PROVIDED MATERIAL:
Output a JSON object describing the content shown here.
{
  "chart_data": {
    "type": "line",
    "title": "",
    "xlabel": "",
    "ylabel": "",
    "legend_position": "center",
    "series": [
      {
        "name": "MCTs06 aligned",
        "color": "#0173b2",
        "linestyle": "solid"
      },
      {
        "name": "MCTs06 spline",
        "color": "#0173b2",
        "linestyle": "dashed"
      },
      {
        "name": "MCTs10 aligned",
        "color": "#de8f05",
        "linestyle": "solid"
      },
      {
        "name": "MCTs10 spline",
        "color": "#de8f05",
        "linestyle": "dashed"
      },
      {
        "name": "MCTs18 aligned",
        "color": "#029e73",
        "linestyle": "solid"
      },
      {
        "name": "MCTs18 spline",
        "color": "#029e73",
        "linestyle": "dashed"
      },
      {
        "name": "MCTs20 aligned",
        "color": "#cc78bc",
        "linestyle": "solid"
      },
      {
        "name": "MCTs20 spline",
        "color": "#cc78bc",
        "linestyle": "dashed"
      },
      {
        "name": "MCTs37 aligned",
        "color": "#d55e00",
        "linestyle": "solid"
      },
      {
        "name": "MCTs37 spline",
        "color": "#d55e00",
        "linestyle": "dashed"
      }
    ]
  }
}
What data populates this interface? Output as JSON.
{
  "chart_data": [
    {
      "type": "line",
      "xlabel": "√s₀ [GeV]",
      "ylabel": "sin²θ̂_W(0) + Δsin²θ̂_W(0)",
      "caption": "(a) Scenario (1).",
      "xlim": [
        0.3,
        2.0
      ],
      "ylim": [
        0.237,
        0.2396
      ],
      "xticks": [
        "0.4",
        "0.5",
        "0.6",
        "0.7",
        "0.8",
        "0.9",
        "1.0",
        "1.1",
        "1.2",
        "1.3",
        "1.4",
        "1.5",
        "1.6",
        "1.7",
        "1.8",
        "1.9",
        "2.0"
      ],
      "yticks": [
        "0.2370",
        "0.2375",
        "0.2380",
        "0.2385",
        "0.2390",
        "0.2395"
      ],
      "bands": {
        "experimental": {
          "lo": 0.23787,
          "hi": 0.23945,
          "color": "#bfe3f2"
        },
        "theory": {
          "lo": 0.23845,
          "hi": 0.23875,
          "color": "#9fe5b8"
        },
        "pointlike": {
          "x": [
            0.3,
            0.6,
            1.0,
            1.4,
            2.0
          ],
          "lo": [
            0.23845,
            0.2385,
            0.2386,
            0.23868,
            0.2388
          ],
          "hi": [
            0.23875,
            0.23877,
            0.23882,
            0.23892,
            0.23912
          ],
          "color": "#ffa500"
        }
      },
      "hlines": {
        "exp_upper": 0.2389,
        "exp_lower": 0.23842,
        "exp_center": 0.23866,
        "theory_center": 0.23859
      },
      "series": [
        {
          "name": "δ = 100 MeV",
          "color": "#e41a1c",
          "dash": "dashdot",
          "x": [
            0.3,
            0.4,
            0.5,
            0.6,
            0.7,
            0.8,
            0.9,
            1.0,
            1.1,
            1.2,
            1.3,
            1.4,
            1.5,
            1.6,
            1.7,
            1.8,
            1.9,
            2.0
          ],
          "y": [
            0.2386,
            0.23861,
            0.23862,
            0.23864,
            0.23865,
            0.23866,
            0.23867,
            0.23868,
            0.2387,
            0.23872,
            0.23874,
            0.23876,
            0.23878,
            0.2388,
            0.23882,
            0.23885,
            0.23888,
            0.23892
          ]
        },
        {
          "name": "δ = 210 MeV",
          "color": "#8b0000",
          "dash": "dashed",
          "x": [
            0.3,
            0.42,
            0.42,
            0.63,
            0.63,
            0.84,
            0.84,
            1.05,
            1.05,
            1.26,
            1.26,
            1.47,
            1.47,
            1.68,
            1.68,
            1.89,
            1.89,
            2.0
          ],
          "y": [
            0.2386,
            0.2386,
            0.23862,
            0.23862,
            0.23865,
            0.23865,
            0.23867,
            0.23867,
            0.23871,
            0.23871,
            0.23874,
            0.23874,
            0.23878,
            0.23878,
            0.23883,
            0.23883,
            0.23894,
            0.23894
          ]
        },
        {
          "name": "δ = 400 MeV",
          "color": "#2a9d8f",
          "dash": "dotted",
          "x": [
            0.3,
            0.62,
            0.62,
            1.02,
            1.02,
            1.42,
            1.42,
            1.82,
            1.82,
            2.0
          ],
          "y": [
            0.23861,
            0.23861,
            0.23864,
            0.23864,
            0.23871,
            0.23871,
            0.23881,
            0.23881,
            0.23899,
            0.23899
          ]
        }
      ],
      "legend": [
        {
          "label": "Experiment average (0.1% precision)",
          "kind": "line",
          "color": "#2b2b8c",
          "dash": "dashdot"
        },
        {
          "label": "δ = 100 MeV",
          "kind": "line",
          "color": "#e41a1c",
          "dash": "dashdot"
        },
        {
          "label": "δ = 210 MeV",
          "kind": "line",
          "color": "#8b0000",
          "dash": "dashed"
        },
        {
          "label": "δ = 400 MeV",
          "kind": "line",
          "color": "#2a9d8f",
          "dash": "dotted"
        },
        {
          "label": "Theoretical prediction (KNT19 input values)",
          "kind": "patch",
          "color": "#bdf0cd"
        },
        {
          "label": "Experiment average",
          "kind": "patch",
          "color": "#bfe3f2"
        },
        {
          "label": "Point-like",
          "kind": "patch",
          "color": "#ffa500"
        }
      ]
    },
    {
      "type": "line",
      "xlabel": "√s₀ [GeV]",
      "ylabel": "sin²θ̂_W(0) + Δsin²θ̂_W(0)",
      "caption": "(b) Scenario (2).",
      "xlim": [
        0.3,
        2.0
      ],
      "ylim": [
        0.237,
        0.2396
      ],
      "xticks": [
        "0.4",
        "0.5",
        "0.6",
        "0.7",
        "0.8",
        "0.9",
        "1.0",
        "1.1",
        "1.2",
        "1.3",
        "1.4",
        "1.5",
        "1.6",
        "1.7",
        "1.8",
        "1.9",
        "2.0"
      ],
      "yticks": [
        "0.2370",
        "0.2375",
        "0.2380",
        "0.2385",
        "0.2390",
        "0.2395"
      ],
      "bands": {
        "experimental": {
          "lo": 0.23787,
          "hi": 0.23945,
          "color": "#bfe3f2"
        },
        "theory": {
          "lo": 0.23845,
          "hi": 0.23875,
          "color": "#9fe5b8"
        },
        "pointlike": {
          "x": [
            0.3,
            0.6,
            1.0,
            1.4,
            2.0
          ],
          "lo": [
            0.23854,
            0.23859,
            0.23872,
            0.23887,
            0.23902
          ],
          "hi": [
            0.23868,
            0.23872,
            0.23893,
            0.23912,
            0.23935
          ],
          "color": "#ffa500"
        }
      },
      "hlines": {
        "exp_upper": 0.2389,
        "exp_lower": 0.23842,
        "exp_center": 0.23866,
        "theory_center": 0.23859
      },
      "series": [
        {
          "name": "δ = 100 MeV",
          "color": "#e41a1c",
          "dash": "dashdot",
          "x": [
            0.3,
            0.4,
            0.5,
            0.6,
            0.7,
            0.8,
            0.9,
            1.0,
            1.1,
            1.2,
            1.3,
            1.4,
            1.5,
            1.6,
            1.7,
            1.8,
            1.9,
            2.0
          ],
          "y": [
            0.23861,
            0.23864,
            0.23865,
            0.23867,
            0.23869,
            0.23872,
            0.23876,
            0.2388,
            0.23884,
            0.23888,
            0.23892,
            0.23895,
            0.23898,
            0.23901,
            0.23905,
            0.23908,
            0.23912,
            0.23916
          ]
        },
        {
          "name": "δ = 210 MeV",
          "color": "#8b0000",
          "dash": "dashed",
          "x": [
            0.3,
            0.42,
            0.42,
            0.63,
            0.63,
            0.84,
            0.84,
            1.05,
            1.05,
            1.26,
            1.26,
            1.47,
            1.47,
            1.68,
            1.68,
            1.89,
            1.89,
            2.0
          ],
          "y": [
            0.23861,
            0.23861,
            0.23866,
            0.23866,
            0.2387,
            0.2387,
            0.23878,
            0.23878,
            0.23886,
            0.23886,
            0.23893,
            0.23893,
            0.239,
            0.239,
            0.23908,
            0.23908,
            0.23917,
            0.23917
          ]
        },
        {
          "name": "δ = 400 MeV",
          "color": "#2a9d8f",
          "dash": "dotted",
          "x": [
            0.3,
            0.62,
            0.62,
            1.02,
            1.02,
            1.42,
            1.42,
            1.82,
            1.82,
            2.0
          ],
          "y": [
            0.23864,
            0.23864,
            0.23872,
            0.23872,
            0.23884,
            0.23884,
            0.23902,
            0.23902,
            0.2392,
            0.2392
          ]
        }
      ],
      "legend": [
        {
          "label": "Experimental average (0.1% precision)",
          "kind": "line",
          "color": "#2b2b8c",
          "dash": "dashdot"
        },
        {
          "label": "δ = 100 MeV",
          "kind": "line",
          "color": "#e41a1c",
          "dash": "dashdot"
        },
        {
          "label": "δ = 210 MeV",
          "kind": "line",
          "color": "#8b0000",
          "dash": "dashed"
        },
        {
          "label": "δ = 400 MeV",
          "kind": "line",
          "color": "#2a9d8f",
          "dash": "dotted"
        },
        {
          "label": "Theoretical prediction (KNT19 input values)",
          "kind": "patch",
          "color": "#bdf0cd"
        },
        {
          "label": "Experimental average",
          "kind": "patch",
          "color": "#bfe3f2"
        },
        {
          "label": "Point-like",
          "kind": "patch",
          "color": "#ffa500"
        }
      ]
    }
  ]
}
...
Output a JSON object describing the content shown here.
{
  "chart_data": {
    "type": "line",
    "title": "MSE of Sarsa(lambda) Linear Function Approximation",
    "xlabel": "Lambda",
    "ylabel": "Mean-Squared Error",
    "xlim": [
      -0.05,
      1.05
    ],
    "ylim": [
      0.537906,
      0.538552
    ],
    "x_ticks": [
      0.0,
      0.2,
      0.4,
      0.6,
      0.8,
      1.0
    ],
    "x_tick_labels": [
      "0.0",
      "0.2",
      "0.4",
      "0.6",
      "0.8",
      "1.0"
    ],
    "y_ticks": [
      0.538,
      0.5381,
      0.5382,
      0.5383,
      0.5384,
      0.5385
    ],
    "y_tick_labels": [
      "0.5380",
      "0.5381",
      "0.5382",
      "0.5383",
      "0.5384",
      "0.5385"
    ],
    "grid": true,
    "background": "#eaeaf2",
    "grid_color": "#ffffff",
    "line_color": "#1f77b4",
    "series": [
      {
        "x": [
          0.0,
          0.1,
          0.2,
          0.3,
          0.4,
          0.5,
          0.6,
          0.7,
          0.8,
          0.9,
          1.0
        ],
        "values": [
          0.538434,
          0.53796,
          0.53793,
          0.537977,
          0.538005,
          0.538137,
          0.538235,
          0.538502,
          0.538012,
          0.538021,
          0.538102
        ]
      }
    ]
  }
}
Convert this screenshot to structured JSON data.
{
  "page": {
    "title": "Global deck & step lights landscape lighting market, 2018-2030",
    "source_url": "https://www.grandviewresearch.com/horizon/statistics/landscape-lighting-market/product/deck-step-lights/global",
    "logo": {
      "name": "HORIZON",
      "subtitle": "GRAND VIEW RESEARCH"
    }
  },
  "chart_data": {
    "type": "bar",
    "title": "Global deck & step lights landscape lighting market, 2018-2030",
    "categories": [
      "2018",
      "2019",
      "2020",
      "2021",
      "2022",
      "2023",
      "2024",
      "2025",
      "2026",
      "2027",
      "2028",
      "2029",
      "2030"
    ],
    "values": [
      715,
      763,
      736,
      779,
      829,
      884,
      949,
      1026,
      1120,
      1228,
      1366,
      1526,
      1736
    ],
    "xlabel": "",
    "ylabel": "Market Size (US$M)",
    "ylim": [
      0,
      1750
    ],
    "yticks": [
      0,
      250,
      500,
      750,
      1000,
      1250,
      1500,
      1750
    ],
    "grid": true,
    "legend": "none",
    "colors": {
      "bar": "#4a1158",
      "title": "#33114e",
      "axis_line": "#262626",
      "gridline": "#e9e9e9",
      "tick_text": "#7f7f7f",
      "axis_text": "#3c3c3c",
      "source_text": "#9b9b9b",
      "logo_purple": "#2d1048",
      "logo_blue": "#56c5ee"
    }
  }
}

WHAT THE EXERCISE ASKS: Show every line above in which the word "precision" occurs.

COMPLETED TASK:
          "label": "Experiment average (0.1% precision)",
          "label": "Experimental average (0.1% precision)",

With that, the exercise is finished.